## Data for the task
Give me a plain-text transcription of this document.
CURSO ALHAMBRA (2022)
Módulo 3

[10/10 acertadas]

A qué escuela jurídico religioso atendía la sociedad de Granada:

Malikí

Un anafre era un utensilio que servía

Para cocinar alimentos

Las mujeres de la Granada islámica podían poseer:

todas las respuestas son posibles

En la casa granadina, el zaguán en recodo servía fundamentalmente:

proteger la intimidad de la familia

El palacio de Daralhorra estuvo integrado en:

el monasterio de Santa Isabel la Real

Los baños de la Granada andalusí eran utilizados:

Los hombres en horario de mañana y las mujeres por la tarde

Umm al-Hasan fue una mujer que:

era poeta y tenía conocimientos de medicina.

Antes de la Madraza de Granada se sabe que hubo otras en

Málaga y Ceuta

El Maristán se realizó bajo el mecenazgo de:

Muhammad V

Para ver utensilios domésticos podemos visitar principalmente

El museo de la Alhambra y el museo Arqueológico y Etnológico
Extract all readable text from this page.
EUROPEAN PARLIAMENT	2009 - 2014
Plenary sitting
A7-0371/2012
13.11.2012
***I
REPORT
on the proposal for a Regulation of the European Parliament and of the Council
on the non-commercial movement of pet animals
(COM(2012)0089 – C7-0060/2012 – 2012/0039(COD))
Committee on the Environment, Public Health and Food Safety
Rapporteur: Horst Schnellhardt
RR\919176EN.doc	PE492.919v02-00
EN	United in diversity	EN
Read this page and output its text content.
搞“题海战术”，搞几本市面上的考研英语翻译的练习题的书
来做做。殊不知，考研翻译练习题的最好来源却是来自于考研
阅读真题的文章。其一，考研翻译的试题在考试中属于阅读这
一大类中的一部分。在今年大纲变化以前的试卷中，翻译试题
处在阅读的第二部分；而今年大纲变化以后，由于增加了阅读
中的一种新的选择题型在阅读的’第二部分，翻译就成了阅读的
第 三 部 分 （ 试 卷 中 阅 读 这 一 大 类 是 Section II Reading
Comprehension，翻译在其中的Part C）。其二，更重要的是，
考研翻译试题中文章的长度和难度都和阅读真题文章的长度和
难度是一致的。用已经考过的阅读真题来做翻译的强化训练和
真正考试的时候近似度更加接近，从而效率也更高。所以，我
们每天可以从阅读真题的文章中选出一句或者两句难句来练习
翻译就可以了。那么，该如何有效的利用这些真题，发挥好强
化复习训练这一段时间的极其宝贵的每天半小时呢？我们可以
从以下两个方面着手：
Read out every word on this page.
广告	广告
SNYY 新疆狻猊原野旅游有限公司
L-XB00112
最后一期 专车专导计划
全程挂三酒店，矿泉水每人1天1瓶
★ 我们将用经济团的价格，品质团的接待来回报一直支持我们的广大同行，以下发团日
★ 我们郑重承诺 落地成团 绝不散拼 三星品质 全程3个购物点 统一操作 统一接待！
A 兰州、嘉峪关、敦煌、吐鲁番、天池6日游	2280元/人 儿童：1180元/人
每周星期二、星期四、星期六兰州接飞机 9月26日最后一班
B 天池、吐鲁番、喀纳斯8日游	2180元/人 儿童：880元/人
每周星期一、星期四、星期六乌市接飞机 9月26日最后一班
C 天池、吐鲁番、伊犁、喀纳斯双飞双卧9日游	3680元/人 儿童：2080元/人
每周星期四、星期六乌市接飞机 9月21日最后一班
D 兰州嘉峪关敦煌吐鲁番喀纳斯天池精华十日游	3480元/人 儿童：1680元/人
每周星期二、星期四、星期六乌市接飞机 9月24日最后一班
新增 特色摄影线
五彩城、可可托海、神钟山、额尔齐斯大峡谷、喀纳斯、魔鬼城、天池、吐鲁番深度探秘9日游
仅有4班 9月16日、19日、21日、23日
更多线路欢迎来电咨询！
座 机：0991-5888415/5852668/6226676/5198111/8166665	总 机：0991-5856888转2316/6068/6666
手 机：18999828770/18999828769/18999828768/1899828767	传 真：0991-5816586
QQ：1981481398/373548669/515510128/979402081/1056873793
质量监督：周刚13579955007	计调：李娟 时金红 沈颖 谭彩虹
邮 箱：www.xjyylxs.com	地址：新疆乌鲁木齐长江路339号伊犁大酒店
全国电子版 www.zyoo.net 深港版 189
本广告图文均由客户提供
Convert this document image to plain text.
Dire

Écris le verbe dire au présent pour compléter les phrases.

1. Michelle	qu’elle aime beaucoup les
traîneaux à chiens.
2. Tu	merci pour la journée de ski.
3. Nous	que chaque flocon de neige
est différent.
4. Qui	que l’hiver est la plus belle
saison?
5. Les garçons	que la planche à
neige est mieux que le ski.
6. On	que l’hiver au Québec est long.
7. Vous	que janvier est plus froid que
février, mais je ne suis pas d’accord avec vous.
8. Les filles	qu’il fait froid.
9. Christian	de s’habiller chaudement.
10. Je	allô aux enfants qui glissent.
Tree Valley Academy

## Exercise
The whole listing above needs to be written out again exactly.

## Complete answer
Give me a plain-text transcription of this document.
CURSO ALHAMBRA (2022)
Módulo 3

[10/10 acertadas]

A qué escuela jurídico religioso atendía la sociedad de Granada:

Malikí

Un anafre era un utensilio que servía

Para cocinar alimentos

Las mujeres de la Granada islámica podían poseer:

todas las respuestas son posibles

En la casa granadina, el zaguán en recodo servía fundamentalmente:

proteger la intimidad de la familia

El palacio de Daralhorra estuvo integrado en:

el monasterio de Santa Isabel la Real

Los baños de la Granada andalusí eran utilizados:

Los hombres en horario de mañana y las mujeres por la tarde

Umm al-Hasan fue una mujer que:

era poeta y tenía conocimientos de medicina.

Antes de la Madraza de Granada se sabe que hubo otras en

Málaga y Ceuta

El Maristán se realizó bajo el mecenazgo de:

Muhammad V

Para ver utensilios domésticos podemos visitar principalmente

El museo de la Alhambra y el museo Arqueológico y Etnológico
Extract all readable text from this page.
EUROPEAN PARLIAMENT	2009 - 2014
Plenary sitting
A7-0371/2012
13.11.2012
***I
REPORT
on the proposal for a Regulation of the European Parliament and of the Council
on the non-commercial movement of pet animals
(COM(2012)0089 – C7-0060/2012 – 2012/0039(COD))
Committee on the Environment, Public Health and Food Safety
Rapporteur: Horst Schnellhardt
RR\919176EN.doc	PE492.919v02-00
EN	United in diversity	EN
Read this page and output its text content.
搞“题海战术”，搞几本市面上的考研英语翻译的练习题的书
来做做。殊不知，考研翻译练习题的最好来源却是来自于考研
阅读真题的文章。其一，考研翻译的试题在考试中属于阅读这
一大类中的一部分。在今年大纲变化以前的试卷中，翻译试题
处在阅读的第二部分；而今年大纲变化以后，由于增加了阅读
中的一种新的选择题型在阅读的’第二部分，翻译就成了阅读的
第 三 部 分 （ 试 卷 中 阅 读 这 一 大 类 是 Section II Reading
Comprehension，翻译在其中的Part C）。其二，更重要的是，
考研翻译试题中文章的长度和难度都和阅读真题文章的长度和
难度是一致的。用已经考过的阅读真题来做翻译的强化训练和
真正考试的时候近似度更加接近，从而效率也更高。所以，我
们每天可以从阅读真题的文章中选出一句或者两句难句来练习
翻译就可以了。那么，该如何有效的利用这些真题，发挥好强
化复习训练这一段时间的极其宝贵的每天半小时呢？我们可以
从以下两个方面着手：
Read out every word on this page.
广告	广告
SNYY 新疆狻猊原野旅游有限公司
L-XB00112
最后一期 专车专导计划
全程挂三酒店，矿泉水每人1天1瓶
★ 我们将用经济团的价格，品质团的接待来回报一直支持我们的广大同行，以下发团日
★ 我们郑重承诺 落地成团 绝不散拼 三星品质 全程3个购物点 统一操作 统一接待！
A 兰州、嘉峪关、敦煌、吐鲁番、天池6日游	2280元/人 儿童：1180元/人
每周星期二、星期四、星期六兰州接飞机 9月26日最后一班
B 天池、吐鲁番、喀纳斯8日游	2180元/人 儿童：880元/人
每周星期一、星期四、星期六乌市接飞机 9月26日最后一班
C 天池、吐鲁番、伊犁、喀纳斯双飞双卧9日游	3680元/人 儿童：2080元/人
每周星期四、星期六乌市接飞机 9月21日最后一班
D 兰州嘉峪关敦煌吐鲁番喀纳斯天池精华十日游	3480元/人 儿童：1680元/人
每周星期二、星期四、星期六乌市接飞机 9月24日最后一班
新增 特色摄影线
五彩城、可可托海、神钟山、额尔齐斯大峡谷、喀纳斯、魔鬼城、天池、吐鲁番深度探秘9日游
仅有4班 9月16日、19日、21日、23日
更多线路欢迎来电咨询！
座 机：0991-5888415/5852668/6226676/5198111/8166665	总 机：0991-5856888转2316/6068/6666
手 机：18999828770/18999828769/18999828768/1899828767	传 真：0991-5816586
QQ：1981481398/373548669/515510128/979402081/1056873793
质量监督：周刚13579955007	计调：李娟 时金红 沈颖 谭彩虹
邮 箱：www.xjyylxs.com	地址：新疆乌鲁木齐长江路339号伊犁大酒店
全国电子版 www.zyoo.net 深港版 189
本广告图文均由客户提供
Convert this document image to plain text.
Dire

Écris le verbe dire au présent pour compléter les phrases.

1. Michelle	qu’elle aime beaucoup les
traîneaux à chiens.
2. Tu	merci pour la journée de ski.
3. Nous	que chaque flocon de neige
est différent.
4. Qui	que l’hiver est la plus belle
saison?
5. Les garçons	que la planche à
neige est mieux que le ski.
6. On	que l’hiver au Québec est long.
7. Vous	que janvier est plus froid que
février, mais je ne suis pas d’accord avec vous.
8. Les filles	qu’il fait froid.
9. Christian	de s’habiller chaudement.
10. Je	allô aux enfants qui glissent.
Tree Valley Academy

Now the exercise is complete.